| Listing |
::::::::
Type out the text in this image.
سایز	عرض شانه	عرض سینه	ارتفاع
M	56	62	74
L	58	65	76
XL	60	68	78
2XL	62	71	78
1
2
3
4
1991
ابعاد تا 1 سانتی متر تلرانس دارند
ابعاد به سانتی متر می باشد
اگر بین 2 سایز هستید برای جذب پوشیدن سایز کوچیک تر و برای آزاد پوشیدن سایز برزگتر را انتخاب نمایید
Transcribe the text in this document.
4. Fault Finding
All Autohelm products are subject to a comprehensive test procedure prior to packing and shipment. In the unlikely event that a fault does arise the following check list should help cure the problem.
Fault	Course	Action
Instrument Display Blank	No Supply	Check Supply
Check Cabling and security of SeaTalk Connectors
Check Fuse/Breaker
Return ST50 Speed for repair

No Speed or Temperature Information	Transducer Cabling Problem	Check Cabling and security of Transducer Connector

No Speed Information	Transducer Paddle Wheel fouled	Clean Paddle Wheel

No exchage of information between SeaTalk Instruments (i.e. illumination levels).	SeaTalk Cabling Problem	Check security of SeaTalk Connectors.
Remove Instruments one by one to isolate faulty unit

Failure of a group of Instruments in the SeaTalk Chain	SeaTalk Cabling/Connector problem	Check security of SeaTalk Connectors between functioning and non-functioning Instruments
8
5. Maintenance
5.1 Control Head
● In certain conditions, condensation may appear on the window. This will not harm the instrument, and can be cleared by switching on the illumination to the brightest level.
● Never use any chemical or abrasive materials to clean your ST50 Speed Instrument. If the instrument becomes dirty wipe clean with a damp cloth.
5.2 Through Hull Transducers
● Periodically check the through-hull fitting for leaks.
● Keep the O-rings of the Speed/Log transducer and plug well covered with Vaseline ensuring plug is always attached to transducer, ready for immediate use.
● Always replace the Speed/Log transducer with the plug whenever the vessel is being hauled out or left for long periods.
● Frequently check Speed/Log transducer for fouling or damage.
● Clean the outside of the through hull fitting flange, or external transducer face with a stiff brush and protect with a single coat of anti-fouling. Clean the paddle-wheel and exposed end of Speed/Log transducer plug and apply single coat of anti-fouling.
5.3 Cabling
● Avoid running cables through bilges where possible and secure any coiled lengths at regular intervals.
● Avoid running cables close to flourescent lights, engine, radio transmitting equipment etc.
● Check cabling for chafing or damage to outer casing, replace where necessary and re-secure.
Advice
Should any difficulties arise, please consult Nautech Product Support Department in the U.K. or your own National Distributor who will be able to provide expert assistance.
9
::::::::
| Direction |
In the records above, locate the lines holding the word "سایز". Copy each of them.

| Task output |
سایز	عرض شانه	عرض سینه	ارتفاع
اگر بین 2 سایز هستید برای جذب پوشیدن سایز کوچیک تر و برای آزاد پوشیدن سایز برزگتر را انتخاب نمایید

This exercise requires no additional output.